[Figure data in JSON]
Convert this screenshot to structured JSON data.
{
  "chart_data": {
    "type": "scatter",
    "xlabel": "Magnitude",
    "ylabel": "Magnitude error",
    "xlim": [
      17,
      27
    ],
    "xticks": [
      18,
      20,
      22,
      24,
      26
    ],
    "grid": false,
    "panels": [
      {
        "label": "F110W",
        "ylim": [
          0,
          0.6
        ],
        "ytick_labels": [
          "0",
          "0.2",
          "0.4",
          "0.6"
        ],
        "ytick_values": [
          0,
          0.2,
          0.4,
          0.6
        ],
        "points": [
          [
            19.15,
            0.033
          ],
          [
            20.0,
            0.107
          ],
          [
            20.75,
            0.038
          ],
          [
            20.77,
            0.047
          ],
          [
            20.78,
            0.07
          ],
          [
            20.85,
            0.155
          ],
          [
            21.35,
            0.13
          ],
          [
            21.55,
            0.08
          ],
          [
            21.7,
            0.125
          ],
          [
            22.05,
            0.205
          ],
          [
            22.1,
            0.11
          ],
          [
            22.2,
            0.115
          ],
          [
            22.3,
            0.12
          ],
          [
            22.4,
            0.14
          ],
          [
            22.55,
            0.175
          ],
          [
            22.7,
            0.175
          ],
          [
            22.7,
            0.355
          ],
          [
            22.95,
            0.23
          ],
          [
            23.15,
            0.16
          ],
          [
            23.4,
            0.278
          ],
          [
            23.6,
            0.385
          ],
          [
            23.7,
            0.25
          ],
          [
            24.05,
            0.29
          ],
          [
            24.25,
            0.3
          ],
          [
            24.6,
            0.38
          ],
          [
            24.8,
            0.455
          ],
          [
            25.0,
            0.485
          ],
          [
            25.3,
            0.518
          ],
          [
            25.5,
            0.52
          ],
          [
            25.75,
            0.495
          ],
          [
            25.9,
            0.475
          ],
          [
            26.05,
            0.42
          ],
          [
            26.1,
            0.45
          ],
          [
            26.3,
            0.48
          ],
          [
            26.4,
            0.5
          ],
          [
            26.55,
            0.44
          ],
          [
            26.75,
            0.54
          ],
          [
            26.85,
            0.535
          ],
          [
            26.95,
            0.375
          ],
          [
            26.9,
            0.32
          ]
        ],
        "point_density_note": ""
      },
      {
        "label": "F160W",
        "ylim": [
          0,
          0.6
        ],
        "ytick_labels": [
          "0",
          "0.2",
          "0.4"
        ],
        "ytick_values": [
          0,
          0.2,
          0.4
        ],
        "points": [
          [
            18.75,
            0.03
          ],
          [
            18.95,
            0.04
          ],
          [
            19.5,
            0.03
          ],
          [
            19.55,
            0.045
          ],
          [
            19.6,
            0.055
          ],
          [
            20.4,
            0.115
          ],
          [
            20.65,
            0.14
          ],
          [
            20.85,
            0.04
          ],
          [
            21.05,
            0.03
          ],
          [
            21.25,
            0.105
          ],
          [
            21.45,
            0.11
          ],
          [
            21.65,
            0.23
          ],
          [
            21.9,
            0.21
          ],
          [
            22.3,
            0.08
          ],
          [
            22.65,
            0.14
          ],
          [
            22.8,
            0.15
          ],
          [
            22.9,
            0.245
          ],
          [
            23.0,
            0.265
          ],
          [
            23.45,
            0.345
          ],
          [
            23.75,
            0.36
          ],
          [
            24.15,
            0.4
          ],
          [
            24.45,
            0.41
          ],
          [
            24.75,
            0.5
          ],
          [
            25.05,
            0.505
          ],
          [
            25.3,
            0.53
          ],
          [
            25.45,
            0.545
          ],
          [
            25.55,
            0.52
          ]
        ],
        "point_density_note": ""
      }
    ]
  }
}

» **EXERCISE REQUIREMENTS**: Write out the full listing exactly as given.

» **EXPECTED ANSWER**:
Convert this screenshot to structured JSON data.
{
  "chart_data": {
    "type": "scatter",
    "xlabel": "Magnitude",
    "ylabel": "Magnitude error",
    "xlim": [
      17,
      27
    ],
    "xticks": [
      18,
      20,
      22,
      24,
      26
    ],
    "grid": false,
    "panels": [
      {
        "label": "F110W",
        "ylim": [
          0,
          0.6
        ],
        "ytick_labels": [
          "0",
          "0.2",
          "0.4",
          "0.6"
        ],
        "ytick_values": [
          0,
          0.2,
          0.4,
          0.6
        ],
        "points": [
          [
            19.15,
            0.033
          ],
          [
            20.0,
            0.107
          ],
          [
            20.75,
            0.038
          ],
          [
            20.77,
            0.047
          ],
          [
            20.78,
            0.07
          ],
          [
            20.85,
            0.155
          ],
          [
            21.35,
            0.13
          ],
          [
            21.55,
            0.08
          ],
          [
            21.7,
            0.125
          ],
          [
            22.05,
            0.205
          ],
          [
            22.1,
            0.11
          ],
          [
            22.2,
            0.115
          ],
          [
            22.3,
            0.12
          ],
          [
            22.4,
            0.14
          ],
          [
            22.55,
            0.175
          ],
          [
            22.7,
            0.175
          ],
          [
            22.7,
            0.355
          ],
          [
            22.95,
            0.23
          ],
          [
            23.15,
            0.16
          ],
          [
            23.4,
            0.278
          ],
          [
            23.6,
            0.385
          ],
          [
            23.7,
            0.25
          ],
          [
            24.05,
            0.29
          ],
          [
            24.25,
            0.3
          ],
          [
            24.6,
            0.38
          ],
          [
            24.8,
            0.455
          ],
          [
            25.0,
            0.485
          ],
          [
            25.3,
            0.518
          ],
          [
            25.5,
            0.52
          ],
          [
            25.75,
            0.495
          ],
          [
            25.9,
            0.475
          ],
          [
            26.05,
            0.42
          ],
          [
            26.1,
            0.45
          ],
          [
            26.3,
            0.48
          ],
          [
            26.4,
            0.5
          ],
          [
            26.55,
            0.44
          ],
          [
            26.75,
            0.54
          ],
          [
            26.85,
            0.535
          ],
          [
            26.95,
            0.375
          ],
          [
            26.9,
            0.32
          ]
        ],
        "point_density_note": ""
      },
      {
        "label": "F160W",
        "ylim": [
          0,
          0.6
        ],
        "ytick_labels": [
          "0",
          "0.2",
          "0.4"
        ],
        "ytick_values": [
          0,
          0.2,
          0.4
        ],
        "points": [
          [
            18.75,
            0.03
          ],
          [
            18.95,
            0.04
          ],
          [
            19.5,
            0.03
          ],
          [
            19.55,
            0.045
          ],
          [
            19.6,
            0.055
          ],
          [
            20.4,
            0.115
          ],
          [
            20.65,
            0.14
          ],
          [
            20.85,
            0.04
          ],
          [
            21.05,
            0.03
          ],
          [
            21.25,
            0.105
          ],
          [
            21.45,
            0.11
          ],
          [
            21.65,
            0.23
          ],
          [
            21.9,
            0.21
          ],
          [
            22.3,
            0.08
          ],
          [
            22.65,
            0.14
          ],
          [
            22.8,
            0.15
          ],
          [
            22.9,
            0.245
          ],
          [
            23.0,
            0.265
          ],
          [
            23.45,
            0.345
          ],
          [
            23.75,
            0.36
          ],
          [
            24.15,
            0.4
          ],
          [
            24.45,
            0.41
          ],
          [
            24.75,
            0.5
          ],
          [
            25.05,
            0.505
          ],
          [
            25.3,
            0.53
          ],
          [
            25.45,
            0.545
          ],
          [
            25.55,
            0.52
          ]
        ],
        "point_density_note": ""
      }
    ]
  }
}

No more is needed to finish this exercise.